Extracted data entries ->
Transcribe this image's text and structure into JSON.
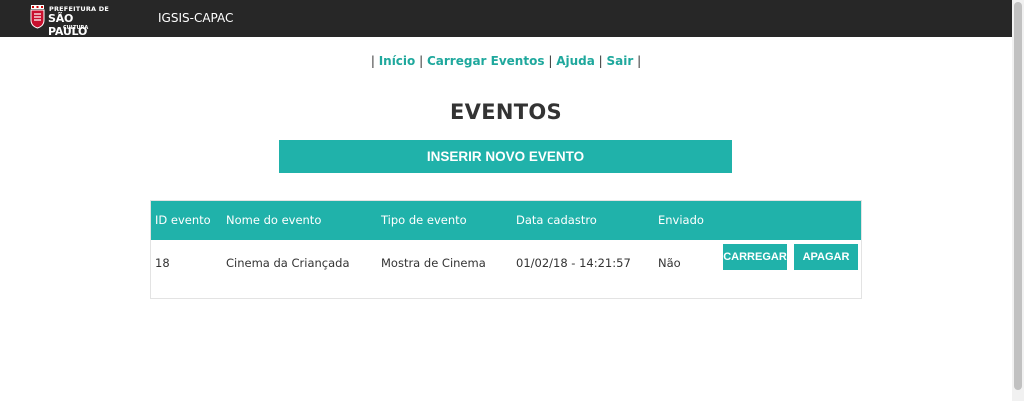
{
  "header": {
    "logo": {
      "line1": "PREFEITURA DE",
      "line2": "SÃO PAULO",
      "line3": "CULTURA"
    },
    "app_title": "IGSIS-CAPAC"
  },
  "nav": {
    "sep": "|",
    "items": [
      {
        "label": "Início"
      },
      {
        "label": "Carregar Eventos"
      },
      {
        "label": "Ajuda"
      },
      {
        "label": "Sair"
      }
    ]
  },
  "page_title": "EVENTOS",
  "new_event_button": "INSERIR NOVO EVENTO",
  "table": {
    "columns": [
      "ID evento",
      "Nome do evento",
      "Tipo de evento",
      "Data cadastro",
      "Enviado"
    ],
    "rows": [
      {
        "id": "18",
        "name": "Cinema da Criançada",
        "type": "Mostra de Cinema",
        "date": "01/02/18 - 14:21:57",
        "sent": "Não",
        "load_label": "CARREGAR",
        "delete_label": "APAGAR"
      }
    ]
  },
  "colors": {
    "topbar": "#272727",
    "accent": "#20b2aa",
    "link": "#1fa89d"
  }
}
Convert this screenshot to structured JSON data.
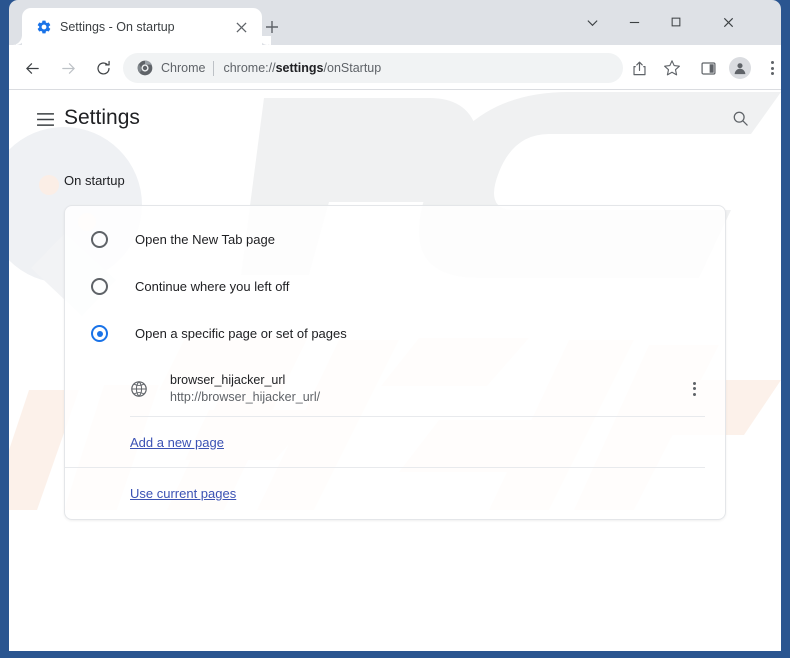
{
  "window": {
    "controls": {
      "tab_search": "chevron-down-icon",
      "minimize": "minimize-icon",
      "maximize": "maximize-icon",
      "close": "close-icon"
    },
    "frame_color": "#2a5590"
  },
  "tabstrip": {
    "active_tab": {
      "title": "Settings - On startup",
      "favicon": "settings-gear-icon",
      "close_label": "×"
    },
    "new_tab_label": "+"
  },
  "toolbar": {
    "back_icon": "back-arrow-icon",
    "forward_icon": "forward-arrow-icon",
    "reload_icon": "reload-icon",
    "omnibox": {
      "scheme_label": "Chrome",
      "url_prefix": "chrome://",
      "url_bold": "settings",
      "url_suffix": "/onStartup",
      "full_url": "chrome://settings/onStartup",
      "favicon": "chrome-logo-icon"
    },
    "actions": [
      {
        "name": "share-button",
        "icon": "share-icon"
      },
      {
        "name": "bookmark-button",
        "icon": "star-icon"
      },
      {
        "name": "side-panel-button",
        "icon": "side-panel-icon"
      },
      {
        "name": "profile-button",
        "icon": "person-avatar-icon"
      },
      {
        "name": "chrome-menu-button",
        "icon": "three-dot-menu-icon"
      }
    ]
  },
  "settings": {
    "menu_icon": "hamburger-menu-icon",
    "title": "Settings",
    "search_icon": "search-icon",
    "section_label": "On startup",
    "accent_color": "#1a73e8",
    "link_color": "#3b52b4",
    "options": [
      {
        "label": "Open the New Tab page",
        "selected": false
      },
      {
        "label": "Continue where you left off",
        "selected": false
      },
      {
        "label": "Open a specific page or set of pages",
        "selected": true
      }
    ],
    "startup_pages": [
      {
        "title": "browser_hijacker_url",
        "url": "http://browser_hijacker_url/",
        "favicon": "globe-icon",
        "menu_icon": "three-dot-menu-icon"
      }
    ],
    "links": [
      {
        "label": "Add a new page",
        "name": "add-a-new-page-link"
      },
      {
        "label": "Use current pages",
        "name": "use-current-pages-link"
      }
    ]
  },
  "watermark": {
    "primary_text": "PC",
    "secondary_text": "risk.com",
    "primary_color": "#f0f1f2",
    "secondary_color": "#fbeee6"
  }
}
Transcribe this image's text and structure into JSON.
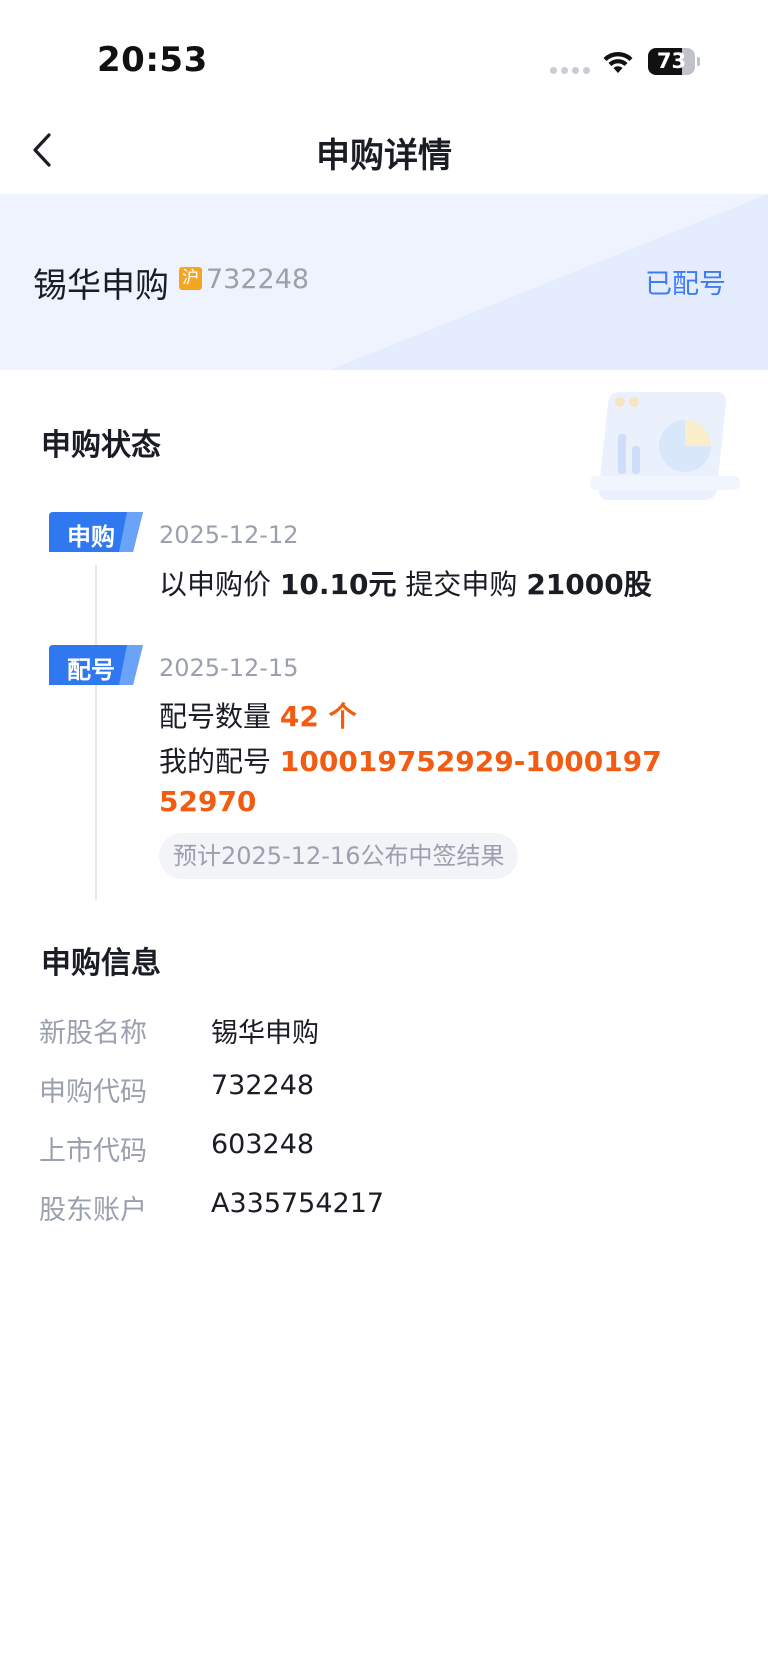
{
  "status_bar": {
    "time": "20:53",
    "battery": "73"
  },
  "nav": {
    "title": "申购详情"
  },
  "header": {
    "stock_name": "锡华申购",
    "market_badge": "沪",
    "code": "732248",
    "status": "已配号"
  },
  "status_section": {
    "title": "申购状态",
    "steps": [
      {
        "badge": "申购",
        "date": "2025-12-12",
        "text_prefix": "以申购价",
        "price": "10.10元",
        "text_mid": "提交申购",
        "shares": "21000股"
      },
      {
        "badge": "配号",
        "date": "2025-12-15",
        "count_label": "配号数量",
        "count_value": "42 个",
        "range_label": "我的配号",
        "range_value": "100019752929-100019752970",
        "result_note": "预计2025-12-16公布中签结果"
      }
    ]
  },
  "info_section": {
    "title": "申购信息",
    "rows": [
      {
        "label": "新股名称",
        "value": "锡华申购"
      },
      {
        "label": "申购代码",
        "value": "732248"
      },
      {
        "label": "上市代码",
        "value": "603248"
      },
      {
        "label": "股东账户",
        "value": "A335754217"
      }
    ]
  },
  "colors": {
    "accent": "#3d7cf3",
    "highlight": "#f25c12",
    "badge_gold": "#f4a521"
  }
}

YOUR INSTRUCTIONS -> From the listing above, print every entry precisely and drop the pictures.

FULL OUTPUT ->
Transcribe this image's text and structure into JSON.
{
  "header": {
    "logo": {
      "line1": "PREFEITURA DE",
      "line2": "SÃO PAULO",
      "line3": "CULTURA"
    },
    "app_title": "IGSIS-CAPAC"
  },
  "nav": {
    "sep": "|",
    "items": [
      {
        "label": "Início"
      },
      {
        "label": "Carregar Eventos"
      },
      {
        "label": "Ajuda"
      },
      {
        "label": "Sair"
      }
    ]
  },
  "page_title": "EVENTOS",
  "new_event_button": "INSERIR NOVO EVENTO",
  "table": {
    "columns": [
      "ID evento",
      "Nome do evento",
      "Tipo de evento",
      "Data cadastro",
      "Enviado"
    ],
    "rows": [
      {
        "id": "18",
        "name": "Cinema da Criançada",
        "type": "Mostra de Cinema",
        "date": "01/02/18 - 14:21:57",
        "sent": "Não",
        "load_label": "CARREGAR",
        "delete_label": "APAGAR"
      }
    ]
  },
  "colors": {
    "topbar": "#272727",
    "accent": "#20b2aa",
    "link": "#1fa89d"
  }
}
Convert this screenshot to structured JSON data.
{
  "window": {
    "controls": {
      "tab_search": "chevron-down-icon",
      "minimize": "minimize-icon",
      "maximize": "maximize-icon",
      "close": "close-icon"
    },
    "frame_color": "#2a5590"
  },
  "tabstrip": {
    "active_tab": {
      "title": "Settings - On startup",
      "favicon": "settings-gear-icon",
      "close_label": "×"
    },
    "new_tab_label": "+"
  },
  "toolbar": {
    "back_icon": "back-arrow-icon",
    "forward_icon": "forward-arrow-icon",
    "reload_icon": "reload-icon",
    "omnibox": {
      "scheme_label": "Chrome",
      "url_prefix": "chrome://",
      "url_bold": "settings",
      "url_suffix": "/onStartup",
      "full_url": "chrome://settings/onStartup",
      "favicon": "chrome-logo-icon"
    },
    "actions": [
      {
        "name": "share-button",
        "icon": "share-icon"
      },
      {
        "name": "bookmark-button",
        "icon": "star-icon"
      },
      {
        "name": "side-panel-button",
        "icon": "side-panel-icon"
      },
      {
        "name": "profile-button",
        "icon": "person-avatar-icon"
      },
      {
        "name": "chrome-menu-button",
        "icon": "three-dot-menu-icon"
      }
    ]
  },
  "settings": {
    "menu_icon": "hamburger-menu-icon",
    "title": "Settings",
    "search_icon": "search-icon",
    "section_label": "On startup",
    "accent_color": "#1a73e8",
    "link_color": "#3b52b4",
    "options": [
      {
        "label": "Open the New Tab page",
        "selected": false
      },
      {
        "label": "Continue where you left off",
        "selected": false
      },
      {
        "label": "Open a specific page or set of pages",
        "selected": true
      }
    ],
    "startup_pages": [
      {
        "title": "browser_hijacker_url",
        "url": "http://browser_hijacker_url/",
        "favicon": "globe-icon",
        "menu_icon": "three-dot-menu-icon"
      }
    ],
    "links": [
      {
        "label": "Add a new page",
        "name": "add-a-new-page-link"
      },
      {
        "label": "Use current pages",
        "name": "use-current-pages-link"
      }
    ]
  },
  "watermark": {
    "primary_text": "PC",
    "secondary_text": "risk.com",
    "primary_color": "#f0f1f2",
    "secondary_color": "#fbeee6"
  }
}
Transcribe this image's text and structure into JSON.
{
  "status_bar": {
    "time": "20:53",
    "battery": "73"
  },
  "nav": {
    "title": "申购详情"
  },
  "header": {
    "stock_name": "锡华申购",
    "market_badge": "沪",
    "code": "732248",
    "status": "已配号"
  },
  "status_section": {
    "title": "申购状态",
    "steps": [
      {
        "badge": "申购",
        "date": "2025-12-12",
        "text_prefix": "以申购价",
        "price": "10.10元",
        "text_mid": "提交申购",
        "shares": "21000股"
      },
      {
        "badge": "配号",
        "date": "2025-12-15",
        "count_label": "配号数量",
        "count_value": "42 个",
        "range_label": "我的配号",
        "range_value": "100019752929-100019752970",
        "result_note": "预计2025-12-16公布中签结果"
      }
    ]
  },
  "info_section": {
    "title": "申购信息",
    "rows": [
      {
        "label": "新股名称",
        "value": "锡华申购"
      },
      {
        "label": "申购代码",
        "value": "732248"
      },
      {
        "label": "上市代码",
        "value": "603248"
      },
      {
        "label": "股东账户",
        "value": "A335754217"
      }
    ]
  },
  "colors": {
    "accent": "#3d7cf3",
    "highlight": "#f25c12",
    "badge_gold": "#f4a521"
  }
}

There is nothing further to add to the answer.